• [Getoonde tekst]:
===============
Ravage   ● Archief    ● Overzicht 2001    ● Overzicht #3


Uit: Ravage #3 , 23 februari 2001

De Februaristaking

Hopeloos symbool van antifascisme

 

Op 25 februari wordt herdacht dat zestig jaar geleden in Amsterdam een grote staking plaatsvond. Deze Februaristaking geldt sinds jaar en dag als een symbool van antifascistisch verzet. Maar hoe antifascistisch was deze staking eigenlijk?

Twee deelnemers aan de oorlog die in januari en februari 1941 in Amsterdam woedde, hadden zo hun eigen opvattingen over de oorlog en over de gevaren ervan. Dat waren de Duitse nationaal-socialisten en de Nederlandse communisten. De Duitse nationaal-socialisten waren ervan overtuigd dat Duitsland de Eerste Wereldoorlog niet aan het front maar in het achterland had verloren. Dit als gevolg van de stakingen en desertie van arbeiders en matrozen die in 1918 plaats vonden. Bij een nieuwe oorlog moest dat in ieder geval voorkomen worden. Hoe? De werkende bevolking mocht niet ontevreden raken. Klaagden de arbeiders, dan moest er naar hen geluisterd worden. Wilden zij verbetering van hun werkomstandigheden, dan moest die verbetering er zo veel mogelijk komen, maar wel zodanig dat dat niet zou leiden tot eigen communicatievormen. Wie dat wilde, moest worden geïsoleerd en uitgeschakeld. Toen de Amsterdamse werkverschaffingsarbeiders in november 1940 weigerden langer te werken, kregen zij steun van de Duitse instanties. Deze instanties zetten de Nederlandse autoriteiten onder druk om de verlenging van de arbeidstijd weer ongedaan te maken. Dat versterkte bij de werkverschaffingsarbeiders en met name bij de communisten onder hen het gevoel dat er wel degelijk ruimte was om te manoeuvreren tijdens de Duitse bezetting. De Nederlandse communisten hadden zo hun uit de Eerste Wereldoorlog voortkomende opvattingen over de aan de gang zijnde oorlog. Zij zijn verkondigden de mening dat proletariërs geen vaderland hebben: landen, volkeren, staten zijn niet de middelen om een gelukkig leven mee te produceren. Integendeel, dat soort onhanteerbare blokken bedreigen en blokkeren de productie van het leven. Als die blokken oorlog tegen elkaar voeren, dan is het niet om iets nieuws tot stand te brengen, want ze zijn allemaal hetzelfde. Duitsland voerde in 1914 om dezelfde redenen en op dezelfde manier oorlog als Frankrijk. Dit land wilde niets anders dan Engeland en elk land noemde zich om tactische redenen Vaderland: Vaderland I, Vaderland II, Vaderland III, enz.
===============
(Lijsten van elementen en gebieden)

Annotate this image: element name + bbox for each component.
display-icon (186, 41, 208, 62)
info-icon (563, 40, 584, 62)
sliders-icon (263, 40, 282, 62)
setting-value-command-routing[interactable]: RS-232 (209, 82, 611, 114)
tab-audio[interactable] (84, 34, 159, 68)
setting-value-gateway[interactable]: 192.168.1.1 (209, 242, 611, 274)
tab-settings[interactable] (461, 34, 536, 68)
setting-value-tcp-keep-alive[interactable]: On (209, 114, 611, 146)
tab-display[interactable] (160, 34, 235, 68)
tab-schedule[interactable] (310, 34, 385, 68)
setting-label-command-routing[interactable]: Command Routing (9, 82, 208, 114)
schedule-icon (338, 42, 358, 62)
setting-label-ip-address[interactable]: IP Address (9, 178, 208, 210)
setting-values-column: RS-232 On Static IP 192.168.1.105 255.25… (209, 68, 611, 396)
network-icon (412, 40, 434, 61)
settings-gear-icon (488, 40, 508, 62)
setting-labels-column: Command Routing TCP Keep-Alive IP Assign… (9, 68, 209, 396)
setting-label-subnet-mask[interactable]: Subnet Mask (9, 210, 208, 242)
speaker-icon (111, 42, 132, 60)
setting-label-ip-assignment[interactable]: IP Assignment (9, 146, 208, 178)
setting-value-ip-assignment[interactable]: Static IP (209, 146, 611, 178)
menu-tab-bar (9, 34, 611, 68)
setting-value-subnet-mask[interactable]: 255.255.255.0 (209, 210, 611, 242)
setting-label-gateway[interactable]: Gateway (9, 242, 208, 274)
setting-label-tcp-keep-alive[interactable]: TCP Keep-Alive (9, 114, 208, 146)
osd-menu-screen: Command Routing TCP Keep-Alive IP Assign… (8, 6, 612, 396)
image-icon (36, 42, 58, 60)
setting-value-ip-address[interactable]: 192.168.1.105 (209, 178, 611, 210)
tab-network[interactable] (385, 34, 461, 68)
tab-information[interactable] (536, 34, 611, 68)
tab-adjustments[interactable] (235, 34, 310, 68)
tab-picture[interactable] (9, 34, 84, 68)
===============
• [Opdracht 1]: In welke maand en welk jaar weigerden de Amsterdamse werkverschaffingsarbeiders volgens het artikel over de Februaristaking langer te werken?
• [Opdracht 2]: Herhaal letterlijk het deel van de gegevens dat opent met de eerste regel en sluit met de regel die "network-icon (412, 40, 434, 61)" bevat, met beide grensregels erbij.

• [Resultaat 1]: In november 1940.

• [Resultaat 2]:
Annotate this image: element name + bbox for each component.
display-icon (186, 41, 208, 62)
info-icon (563, 40, 584, 62)
sliders-icon (263, 40, 282, 62)
setting-value-command-routing[interactable]: RS-232 (209, 82, 611, 114)
tab-audio[interactable] (84, 34, 159, 68)
setting-value-gateway[interactable]: 192.168.1.1 (209, 242, 611, 274)
tab-settings[interactable] (461, 34, 536, 68)
setting-value-tcp-keep-alive[interactable]: On (209, 114, 611, 146)
tab-display[interactable] (160, 34, 235, 68)
tab-schedule[interactable] (310, 34, 385, 68)
setting-label-command-routing[interactable]: Command Routing (9, 82, 208, 114)
schedule-icon (338, 42, 358, 62)
setting-label-ip-address[interactable]: IP Address (9, 178, 208, 210)
setting-values-column: RS-232 On Static IP 192.168.1.105 255.25… (209, 68, 611, 396)
network-icon (412, 40, 434, 61)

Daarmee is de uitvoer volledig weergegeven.